Data provided:
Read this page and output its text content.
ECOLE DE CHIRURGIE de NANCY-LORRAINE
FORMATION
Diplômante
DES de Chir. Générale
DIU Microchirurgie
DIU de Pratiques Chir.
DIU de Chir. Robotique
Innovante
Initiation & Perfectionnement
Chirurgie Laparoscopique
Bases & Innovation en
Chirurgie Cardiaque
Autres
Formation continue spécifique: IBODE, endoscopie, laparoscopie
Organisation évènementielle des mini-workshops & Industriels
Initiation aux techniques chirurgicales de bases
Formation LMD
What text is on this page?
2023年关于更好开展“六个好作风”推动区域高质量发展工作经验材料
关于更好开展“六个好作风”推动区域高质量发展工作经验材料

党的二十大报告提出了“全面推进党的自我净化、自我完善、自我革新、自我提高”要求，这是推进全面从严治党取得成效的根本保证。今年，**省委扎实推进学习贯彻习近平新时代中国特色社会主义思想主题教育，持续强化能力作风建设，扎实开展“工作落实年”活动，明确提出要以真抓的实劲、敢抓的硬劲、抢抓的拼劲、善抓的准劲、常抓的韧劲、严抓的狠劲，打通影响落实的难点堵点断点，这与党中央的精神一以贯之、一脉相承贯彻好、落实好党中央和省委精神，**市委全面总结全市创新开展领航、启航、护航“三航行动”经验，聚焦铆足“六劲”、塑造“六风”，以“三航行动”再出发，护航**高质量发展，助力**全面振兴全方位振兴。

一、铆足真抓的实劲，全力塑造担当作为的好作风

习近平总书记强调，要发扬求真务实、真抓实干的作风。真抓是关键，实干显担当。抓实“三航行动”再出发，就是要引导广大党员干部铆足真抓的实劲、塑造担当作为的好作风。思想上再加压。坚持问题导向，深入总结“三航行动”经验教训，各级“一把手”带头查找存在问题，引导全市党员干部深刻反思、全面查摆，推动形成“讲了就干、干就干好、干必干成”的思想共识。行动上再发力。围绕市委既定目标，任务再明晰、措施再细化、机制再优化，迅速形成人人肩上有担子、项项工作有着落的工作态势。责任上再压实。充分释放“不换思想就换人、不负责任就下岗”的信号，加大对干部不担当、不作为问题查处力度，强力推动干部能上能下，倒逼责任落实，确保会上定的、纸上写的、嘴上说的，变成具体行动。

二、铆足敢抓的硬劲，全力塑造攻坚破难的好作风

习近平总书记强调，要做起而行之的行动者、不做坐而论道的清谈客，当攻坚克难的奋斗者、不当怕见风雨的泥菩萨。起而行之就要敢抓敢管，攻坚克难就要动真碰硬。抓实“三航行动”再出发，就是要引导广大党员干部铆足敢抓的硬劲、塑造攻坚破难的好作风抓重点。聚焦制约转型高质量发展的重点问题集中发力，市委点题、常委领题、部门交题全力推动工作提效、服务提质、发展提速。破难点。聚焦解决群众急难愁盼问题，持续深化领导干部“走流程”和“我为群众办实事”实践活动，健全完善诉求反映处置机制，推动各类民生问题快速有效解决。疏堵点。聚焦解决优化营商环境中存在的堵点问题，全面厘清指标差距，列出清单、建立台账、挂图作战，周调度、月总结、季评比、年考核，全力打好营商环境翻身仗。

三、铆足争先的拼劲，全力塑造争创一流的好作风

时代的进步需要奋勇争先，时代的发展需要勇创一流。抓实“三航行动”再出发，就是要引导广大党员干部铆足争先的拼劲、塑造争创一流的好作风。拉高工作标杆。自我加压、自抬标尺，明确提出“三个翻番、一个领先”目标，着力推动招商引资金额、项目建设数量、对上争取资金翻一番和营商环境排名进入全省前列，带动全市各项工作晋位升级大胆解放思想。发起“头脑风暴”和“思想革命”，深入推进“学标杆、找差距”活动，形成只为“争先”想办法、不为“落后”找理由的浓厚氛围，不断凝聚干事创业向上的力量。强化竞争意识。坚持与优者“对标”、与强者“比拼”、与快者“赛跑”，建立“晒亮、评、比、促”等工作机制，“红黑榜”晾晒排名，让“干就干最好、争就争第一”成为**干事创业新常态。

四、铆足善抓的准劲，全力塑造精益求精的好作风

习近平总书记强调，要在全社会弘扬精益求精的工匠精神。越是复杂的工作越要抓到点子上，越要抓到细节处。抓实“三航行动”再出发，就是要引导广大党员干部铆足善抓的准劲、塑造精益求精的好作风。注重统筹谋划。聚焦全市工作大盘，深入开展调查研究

Requirements:
From the listing, copy each line containing the word "Initiation".

Exercise answer:
Initiation & Perfectionnement
Initiation aux techniques chirurgicales de bases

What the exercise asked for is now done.